- **WHAT TO WORK ON**
In the entries below, find the lines with the word "任命国务院总理" and copy them.

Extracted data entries
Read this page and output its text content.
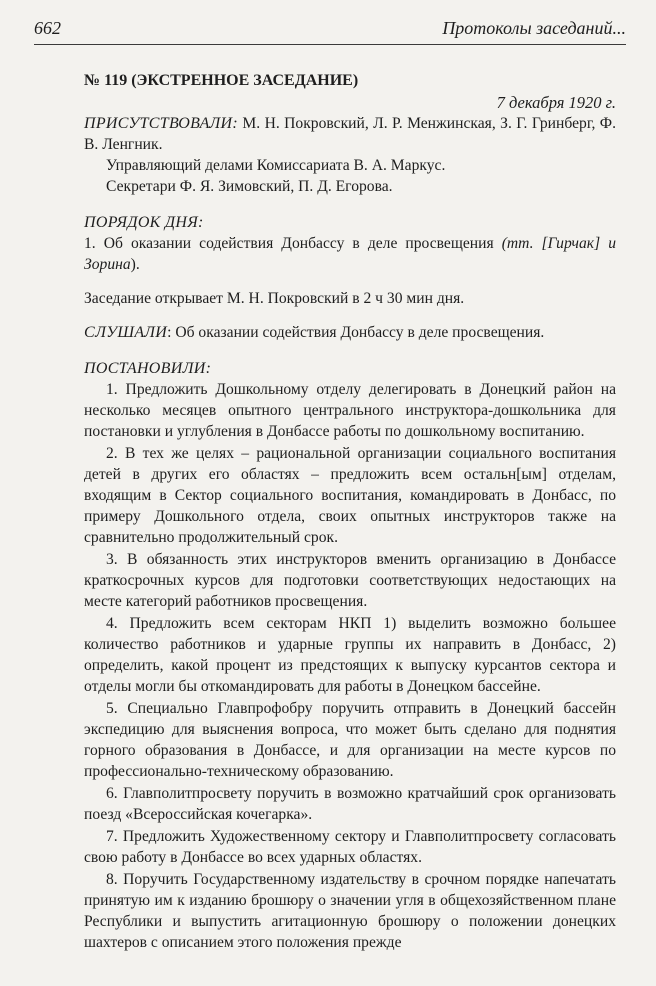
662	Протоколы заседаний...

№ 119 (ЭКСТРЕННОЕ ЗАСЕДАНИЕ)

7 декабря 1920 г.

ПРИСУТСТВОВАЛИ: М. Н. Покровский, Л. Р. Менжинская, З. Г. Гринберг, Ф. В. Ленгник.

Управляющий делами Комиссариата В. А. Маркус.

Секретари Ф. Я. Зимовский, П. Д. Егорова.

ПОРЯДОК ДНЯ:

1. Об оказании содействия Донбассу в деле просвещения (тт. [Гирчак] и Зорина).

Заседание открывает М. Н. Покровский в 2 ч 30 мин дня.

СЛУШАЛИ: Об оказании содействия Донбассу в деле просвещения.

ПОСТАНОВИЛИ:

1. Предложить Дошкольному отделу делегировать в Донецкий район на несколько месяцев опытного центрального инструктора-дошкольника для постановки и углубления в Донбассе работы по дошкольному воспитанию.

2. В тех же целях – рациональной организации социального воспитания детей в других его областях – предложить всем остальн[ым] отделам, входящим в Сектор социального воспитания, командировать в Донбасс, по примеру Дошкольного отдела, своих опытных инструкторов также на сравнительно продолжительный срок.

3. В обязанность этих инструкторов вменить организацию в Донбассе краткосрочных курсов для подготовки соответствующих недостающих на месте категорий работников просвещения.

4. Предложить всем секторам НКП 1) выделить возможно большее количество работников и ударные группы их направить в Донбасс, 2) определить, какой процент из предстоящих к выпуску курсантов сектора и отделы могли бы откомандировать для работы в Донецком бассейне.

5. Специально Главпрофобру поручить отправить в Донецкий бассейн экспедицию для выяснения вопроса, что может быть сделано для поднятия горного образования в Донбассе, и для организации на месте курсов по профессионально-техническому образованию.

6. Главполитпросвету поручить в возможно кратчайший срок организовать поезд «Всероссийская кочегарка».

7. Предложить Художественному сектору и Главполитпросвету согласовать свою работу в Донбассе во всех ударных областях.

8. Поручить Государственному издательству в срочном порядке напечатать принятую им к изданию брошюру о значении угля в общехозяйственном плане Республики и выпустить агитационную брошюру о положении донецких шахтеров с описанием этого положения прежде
...
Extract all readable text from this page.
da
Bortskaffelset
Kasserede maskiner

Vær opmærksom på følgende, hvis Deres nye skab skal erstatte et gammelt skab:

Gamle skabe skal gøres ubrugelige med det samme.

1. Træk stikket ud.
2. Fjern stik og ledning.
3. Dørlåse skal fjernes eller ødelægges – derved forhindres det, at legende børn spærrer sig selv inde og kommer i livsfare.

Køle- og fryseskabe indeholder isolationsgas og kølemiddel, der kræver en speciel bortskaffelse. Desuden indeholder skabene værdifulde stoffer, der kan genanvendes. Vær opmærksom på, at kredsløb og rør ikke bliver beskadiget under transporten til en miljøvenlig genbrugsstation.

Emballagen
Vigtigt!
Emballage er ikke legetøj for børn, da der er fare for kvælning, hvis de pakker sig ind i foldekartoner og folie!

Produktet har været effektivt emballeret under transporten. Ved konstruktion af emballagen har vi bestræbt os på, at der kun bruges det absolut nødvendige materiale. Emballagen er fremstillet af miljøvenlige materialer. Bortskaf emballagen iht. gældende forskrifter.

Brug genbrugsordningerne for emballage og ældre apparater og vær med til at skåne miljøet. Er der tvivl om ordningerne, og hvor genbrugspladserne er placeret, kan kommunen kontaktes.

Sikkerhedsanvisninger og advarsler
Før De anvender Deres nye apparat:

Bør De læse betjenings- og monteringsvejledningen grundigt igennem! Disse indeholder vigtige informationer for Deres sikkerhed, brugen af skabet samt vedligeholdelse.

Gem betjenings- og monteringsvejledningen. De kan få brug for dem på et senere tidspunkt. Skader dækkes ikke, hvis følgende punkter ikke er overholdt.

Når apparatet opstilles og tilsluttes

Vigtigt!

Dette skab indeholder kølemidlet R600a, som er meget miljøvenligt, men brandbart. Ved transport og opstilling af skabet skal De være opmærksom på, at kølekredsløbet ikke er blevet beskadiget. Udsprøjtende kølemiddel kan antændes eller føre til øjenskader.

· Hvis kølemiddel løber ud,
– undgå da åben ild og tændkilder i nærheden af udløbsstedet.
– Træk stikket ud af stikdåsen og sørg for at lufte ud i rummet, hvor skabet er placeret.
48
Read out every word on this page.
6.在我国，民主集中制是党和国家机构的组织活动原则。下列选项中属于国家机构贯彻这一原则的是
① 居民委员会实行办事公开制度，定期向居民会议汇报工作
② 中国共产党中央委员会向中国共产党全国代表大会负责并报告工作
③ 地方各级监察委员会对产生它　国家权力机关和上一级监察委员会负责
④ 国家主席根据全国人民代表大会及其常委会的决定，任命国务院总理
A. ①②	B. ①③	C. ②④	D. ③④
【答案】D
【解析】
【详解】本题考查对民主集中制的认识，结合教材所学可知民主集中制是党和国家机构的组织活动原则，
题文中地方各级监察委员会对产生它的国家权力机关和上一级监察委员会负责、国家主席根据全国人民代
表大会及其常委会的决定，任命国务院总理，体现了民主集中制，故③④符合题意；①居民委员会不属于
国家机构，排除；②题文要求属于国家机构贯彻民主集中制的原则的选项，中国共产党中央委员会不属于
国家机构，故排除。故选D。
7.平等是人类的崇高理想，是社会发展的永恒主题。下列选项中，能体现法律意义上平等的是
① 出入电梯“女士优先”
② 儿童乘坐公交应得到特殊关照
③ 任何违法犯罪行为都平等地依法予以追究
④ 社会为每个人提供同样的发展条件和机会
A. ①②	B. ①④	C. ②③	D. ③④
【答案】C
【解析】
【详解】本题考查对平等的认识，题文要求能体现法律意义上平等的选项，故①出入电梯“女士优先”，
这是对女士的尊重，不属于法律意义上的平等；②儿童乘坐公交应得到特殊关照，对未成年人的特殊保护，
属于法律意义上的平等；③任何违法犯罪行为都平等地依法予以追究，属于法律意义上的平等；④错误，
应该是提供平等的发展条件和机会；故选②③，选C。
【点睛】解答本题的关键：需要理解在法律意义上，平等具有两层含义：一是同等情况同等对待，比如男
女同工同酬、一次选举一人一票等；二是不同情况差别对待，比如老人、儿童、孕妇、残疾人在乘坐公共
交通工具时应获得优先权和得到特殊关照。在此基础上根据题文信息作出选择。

- **EXERCISE SOLUTION**
④ 国家主席根据全国人民代表大会及其常委会的决定，任命国务院总理
表大会及其常委会的决定，任命国务院总理，体现了民主集中制，故③④符合题意；①居民委员会不属于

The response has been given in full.